[START SUPPLIED RECORDS]

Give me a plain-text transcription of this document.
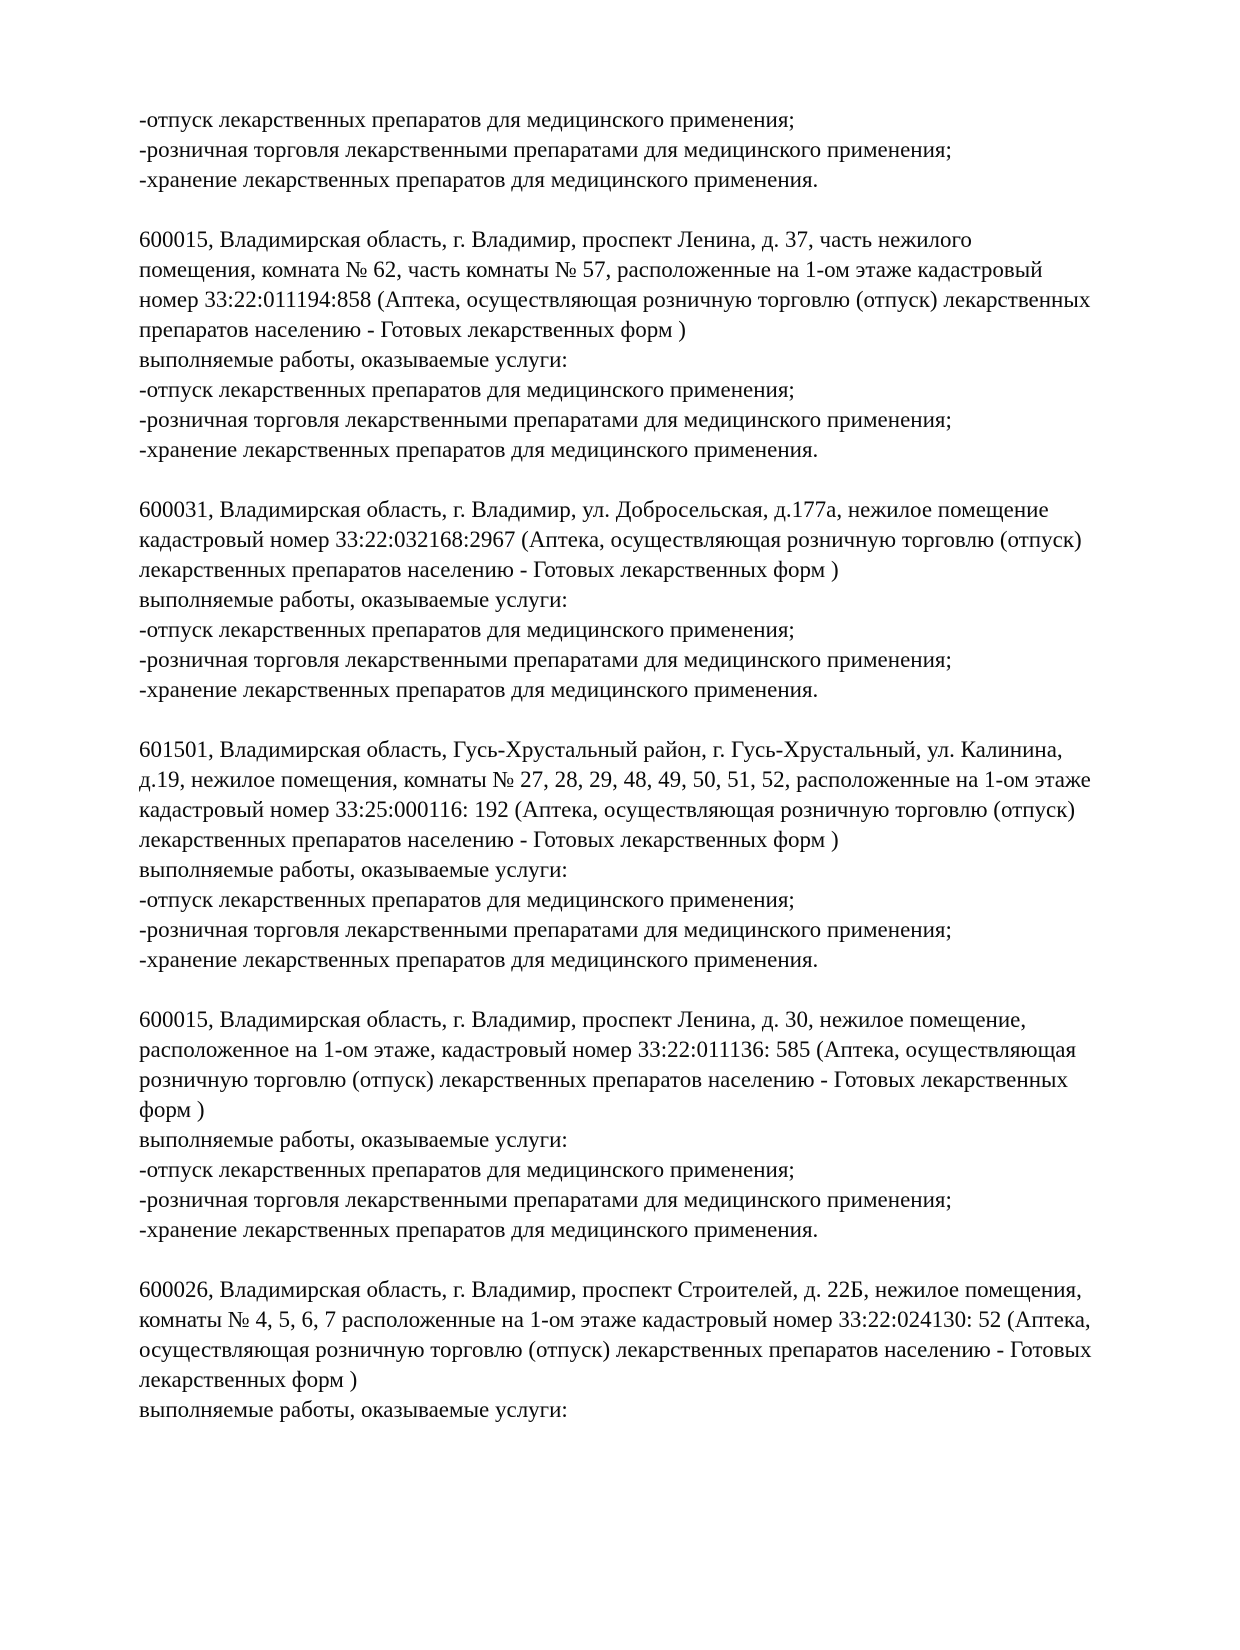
-отпуск лекарственных препаратов для медицинского применения;
-розничная торговля лекарственными препаратами для медицинского применения;
-хранение лекарственных препаратов для медицинского применения.
600015, Владимирская область, г. Владимир, проспект Ленина, д. 37, часть нежилого
помещения, комната № 62, часть комнаты № 57, расположенные на 1-ом этаже кадастровый
номер 33:22:011194:858 (Аптека, осуществляющая розничную торговлю (отпуск) лекарственных
препаратов населению - Готовых лекарственных форм )
выполняемые работы, оказываемые услуги:
-отпуск лекарственных препаратов для медицинского применения;
-розничная торговля лекарственными препаратами для медицинского применения;
-хранение лекарственных препаратов для медицинского применения.
600031, Владимирская область, г. Владимир, ул. Добросельская, д.177а, нежилое помещение
кадастровый номер 33:22:032168:2967 (Аптека, осуществляющая розничную торговлю (отпуск)
лекарственных препаратов населению - Готовых лекарственных форм )
выполняемые работы, оказываемые услуги:
-отпуск лекарственных препаратов для медицинского применения;
-розничная торговля лекарственными препаратами для медицинского применения;
-хранение лекарственных препаратов для медицинского применения.
601501, Владимирская область, Гусь-Хрустальный район, г. Гусь-Хрустальный, ул. Калинина,
д.19, нежилое помещения, комнаты № 27, 28, 29, 48, 49, 50, 51, 52, расположенные на 1-ом этаже
кадастровый номер 33:25:000116: 192 (Аптека, осуществляющая розничную торговлю (отпуск)
лекарственных препаратов населению - Готовых лекарственных форм )
выполняемые работы, оказываемые услуги:
-отпуск лекарственных препаратов для медицинского применения;
-розничная торговля лекарственными препаратами для медицинского применения;
-хранение лекарственных препаратов для медицинского применения.
600015, Владимирская область, г. Владимир, проспект Ленина, д. 30, нежилое помещение,
расположенное на 1-ом этаже, кадастровый номер 33:22:011136: 585 (Аптека, осуществляющая
розничную торговлю (отпуск) лекарственных препаратов населению - Готовых лекарственных
форм )
выполняемые работы, оказываемые услуги:
-отпуск лекарственных препаратов для медицинского применения;
-розничная торговля лекарственными препаратами для медицинского применения;
-хранение лекарственных препаратов для медицинского применения.
600026, Владимирская область, г. Владимир, проспект Строителей, д. 22Б, нежилое помещения,
комнаты № 4, 5, 6, 7 расположенные на 1-ом этаже кадастровый номер 33:22:024130: 52 (Аптека,
осуществляющая розничную торговлю (отпуск) лекарственных препаратов населению - Готовых
лекарственных форм )
выполняемые работы, оказываемые услуги:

[END SUPPLIED RECORDS]

→ **GIVEN PROBLEM**
Check each line above for the string "проспект" and show the ones that have it.

→ **RIGHT ANSWER**
600015, Владимирская область, г. Владимир, проспект Ленина, д. 37, часть нежилого
600015, Владимирская область, г. Владимир, проспект Ленина, д. 30, нежилое помещение,
600026, Владимирская область, г. Владимир, проспект Строителей, д. 22Б, нежилое помещения,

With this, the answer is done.